■ **To be done**
Collect from the data below each line with "screenshot".

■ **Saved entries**
..........

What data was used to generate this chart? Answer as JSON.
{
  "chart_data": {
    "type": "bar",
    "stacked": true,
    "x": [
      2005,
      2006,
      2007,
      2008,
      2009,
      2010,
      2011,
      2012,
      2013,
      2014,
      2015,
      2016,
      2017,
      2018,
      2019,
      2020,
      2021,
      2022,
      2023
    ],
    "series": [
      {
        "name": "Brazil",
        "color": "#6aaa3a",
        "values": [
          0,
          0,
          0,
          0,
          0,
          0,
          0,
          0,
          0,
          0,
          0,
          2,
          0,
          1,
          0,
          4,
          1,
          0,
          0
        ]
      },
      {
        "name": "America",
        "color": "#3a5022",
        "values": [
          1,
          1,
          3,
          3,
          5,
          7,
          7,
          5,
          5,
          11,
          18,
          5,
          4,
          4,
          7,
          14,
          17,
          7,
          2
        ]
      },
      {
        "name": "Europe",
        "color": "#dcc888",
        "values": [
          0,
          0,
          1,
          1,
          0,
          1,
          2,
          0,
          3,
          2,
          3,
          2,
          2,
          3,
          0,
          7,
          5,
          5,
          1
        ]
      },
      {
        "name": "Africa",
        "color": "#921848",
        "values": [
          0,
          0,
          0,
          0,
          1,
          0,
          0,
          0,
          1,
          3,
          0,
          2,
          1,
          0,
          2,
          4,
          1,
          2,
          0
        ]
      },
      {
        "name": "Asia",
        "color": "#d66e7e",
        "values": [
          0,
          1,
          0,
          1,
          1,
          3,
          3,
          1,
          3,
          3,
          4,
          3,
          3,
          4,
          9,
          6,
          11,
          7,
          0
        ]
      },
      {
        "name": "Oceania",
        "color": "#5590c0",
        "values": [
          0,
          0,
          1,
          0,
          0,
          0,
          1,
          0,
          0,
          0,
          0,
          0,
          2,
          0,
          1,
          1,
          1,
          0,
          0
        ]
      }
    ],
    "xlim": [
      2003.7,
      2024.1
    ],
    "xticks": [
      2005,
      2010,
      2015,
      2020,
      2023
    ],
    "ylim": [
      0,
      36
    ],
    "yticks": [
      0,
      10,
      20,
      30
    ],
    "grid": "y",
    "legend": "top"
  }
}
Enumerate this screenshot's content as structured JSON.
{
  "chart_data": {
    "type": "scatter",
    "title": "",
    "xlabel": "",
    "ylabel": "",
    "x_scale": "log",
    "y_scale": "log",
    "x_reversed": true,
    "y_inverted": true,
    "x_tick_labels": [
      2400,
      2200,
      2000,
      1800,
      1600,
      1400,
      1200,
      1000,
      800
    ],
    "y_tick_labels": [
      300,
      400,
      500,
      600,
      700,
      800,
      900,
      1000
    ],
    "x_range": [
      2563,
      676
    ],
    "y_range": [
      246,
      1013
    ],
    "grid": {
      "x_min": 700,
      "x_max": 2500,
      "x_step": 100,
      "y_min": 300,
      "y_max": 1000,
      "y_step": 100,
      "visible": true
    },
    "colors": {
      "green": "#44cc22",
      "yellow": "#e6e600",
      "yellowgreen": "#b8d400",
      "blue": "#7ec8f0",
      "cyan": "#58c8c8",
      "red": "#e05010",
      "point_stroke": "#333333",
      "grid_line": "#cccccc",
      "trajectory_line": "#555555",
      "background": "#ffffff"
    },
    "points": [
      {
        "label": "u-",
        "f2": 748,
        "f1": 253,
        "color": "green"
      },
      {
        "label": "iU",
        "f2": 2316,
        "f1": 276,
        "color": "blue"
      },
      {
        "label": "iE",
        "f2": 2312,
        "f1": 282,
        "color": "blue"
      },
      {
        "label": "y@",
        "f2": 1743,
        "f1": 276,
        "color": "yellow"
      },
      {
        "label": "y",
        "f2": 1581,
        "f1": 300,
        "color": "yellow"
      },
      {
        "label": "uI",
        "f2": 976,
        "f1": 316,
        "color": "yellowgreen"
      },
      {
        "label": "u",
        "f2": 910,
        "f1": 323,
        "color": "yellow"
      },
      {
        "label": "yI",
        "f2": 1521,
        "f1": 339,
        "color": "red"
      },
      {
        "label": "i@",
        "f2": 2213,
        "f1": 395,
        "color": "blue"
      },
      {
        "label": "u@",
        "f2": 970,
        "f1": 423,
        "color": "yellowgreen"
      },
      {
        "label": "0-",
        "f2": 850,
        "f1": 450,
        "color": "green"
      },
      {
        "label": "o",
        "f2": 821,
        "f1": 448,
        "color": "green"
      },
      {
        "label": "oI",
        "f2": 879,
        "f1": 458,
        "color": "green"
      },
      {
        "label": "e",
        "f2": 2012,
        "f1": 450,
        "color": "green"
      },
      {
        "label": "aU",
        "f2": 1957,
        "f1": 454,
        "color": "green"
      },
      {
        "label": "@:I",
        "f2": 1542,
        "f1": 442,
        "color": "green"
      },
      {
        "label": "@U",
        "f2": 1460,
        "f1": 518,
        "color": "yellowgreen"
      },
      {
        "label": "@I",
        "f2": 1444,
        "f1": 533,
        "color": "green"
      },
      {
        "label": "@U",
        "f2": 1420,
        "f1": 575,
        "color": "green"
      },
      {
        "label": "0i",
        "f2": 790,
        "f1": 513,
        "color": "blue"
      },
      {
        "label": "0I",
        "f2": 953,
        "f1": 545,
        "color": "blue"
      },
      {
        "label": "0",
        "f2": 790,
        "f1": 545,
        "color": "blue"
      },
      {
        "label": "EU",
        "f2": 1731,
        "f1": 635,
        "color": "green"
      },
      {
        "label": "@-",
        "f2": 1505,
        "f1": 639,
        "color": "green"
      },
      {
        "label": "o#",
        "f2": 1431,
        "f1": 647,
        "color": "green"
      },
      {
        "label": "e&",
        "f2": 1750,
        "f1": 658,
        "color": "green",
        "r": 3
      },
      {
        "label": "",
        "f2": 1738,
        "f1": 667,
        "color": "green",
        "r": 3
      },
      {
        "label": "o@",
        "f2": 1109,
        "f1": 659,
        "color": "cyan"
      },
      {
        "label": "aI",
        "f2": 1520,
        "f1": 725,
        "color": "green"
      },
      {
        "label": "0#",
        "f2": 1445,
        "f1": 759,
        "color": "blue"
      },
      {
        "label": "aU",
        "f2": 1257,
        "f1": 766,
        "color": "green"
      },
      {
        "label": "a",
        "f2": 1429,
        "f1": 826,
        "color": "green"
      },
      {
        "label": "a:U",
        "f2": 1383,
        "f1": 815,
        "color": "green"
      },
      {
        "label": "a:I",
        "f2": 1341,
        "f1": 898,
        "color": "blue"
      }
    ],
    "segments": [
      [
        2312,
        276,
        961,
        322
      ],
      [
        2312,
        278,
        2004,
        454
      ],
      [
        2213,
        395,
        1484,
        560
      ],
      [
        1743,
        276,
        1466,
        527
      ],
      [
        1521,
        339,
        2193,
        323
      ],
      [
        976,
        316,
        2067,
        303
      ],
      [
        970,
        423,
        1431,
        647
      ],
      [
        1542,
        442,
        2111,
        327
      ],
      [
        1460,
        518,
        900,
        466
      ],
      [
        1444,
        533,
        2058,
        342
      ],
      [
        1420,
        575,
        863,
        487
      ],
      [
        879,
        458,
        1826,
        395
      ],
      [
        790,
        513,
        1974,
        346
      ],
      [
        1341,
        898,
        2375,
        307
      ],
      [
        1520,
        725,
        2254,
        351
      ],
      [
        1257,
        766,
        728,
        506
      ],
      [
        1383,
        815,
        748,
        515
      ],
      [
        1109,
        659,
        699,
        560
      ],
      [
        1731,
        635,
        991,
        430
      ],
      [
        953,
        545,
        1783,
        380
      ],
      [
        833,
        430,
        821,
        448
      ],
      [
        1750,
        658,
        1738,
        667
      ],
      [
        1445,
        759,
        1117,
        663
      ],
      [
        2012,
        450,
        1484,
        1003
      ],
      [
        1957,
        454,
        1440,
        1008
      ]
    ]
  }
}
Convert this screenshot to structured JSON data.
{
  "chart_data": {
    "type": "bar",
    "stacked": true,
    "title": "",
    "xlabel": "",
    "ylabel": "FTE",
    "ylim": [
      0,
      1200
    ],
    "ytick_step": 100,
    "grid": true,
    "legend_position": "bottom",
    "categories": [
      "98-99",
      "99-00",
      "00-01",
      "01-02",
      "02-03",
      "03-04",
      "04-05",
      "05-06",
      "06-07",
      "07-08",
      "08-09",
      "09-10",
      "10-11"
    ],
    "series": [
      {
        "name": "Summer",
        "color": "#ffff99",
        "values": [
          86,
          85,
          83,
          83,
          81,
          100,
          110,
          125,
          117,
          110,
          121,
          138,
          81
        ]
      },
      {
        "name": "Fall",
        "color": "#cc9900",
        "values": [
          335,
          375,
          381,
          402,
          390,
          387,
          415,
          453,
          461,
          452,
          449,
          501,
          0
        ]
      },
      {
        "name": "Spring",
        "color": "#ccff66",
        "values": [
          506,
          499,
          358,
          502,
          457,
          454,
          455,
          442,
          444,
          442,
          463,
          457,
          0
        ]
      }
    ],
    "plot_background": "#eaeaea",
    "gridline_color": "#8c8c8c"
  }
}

..........

■ **Task solution**
Enumerate this screenshot's content as structured JSON.
Convert this screenshot to structured JSON data.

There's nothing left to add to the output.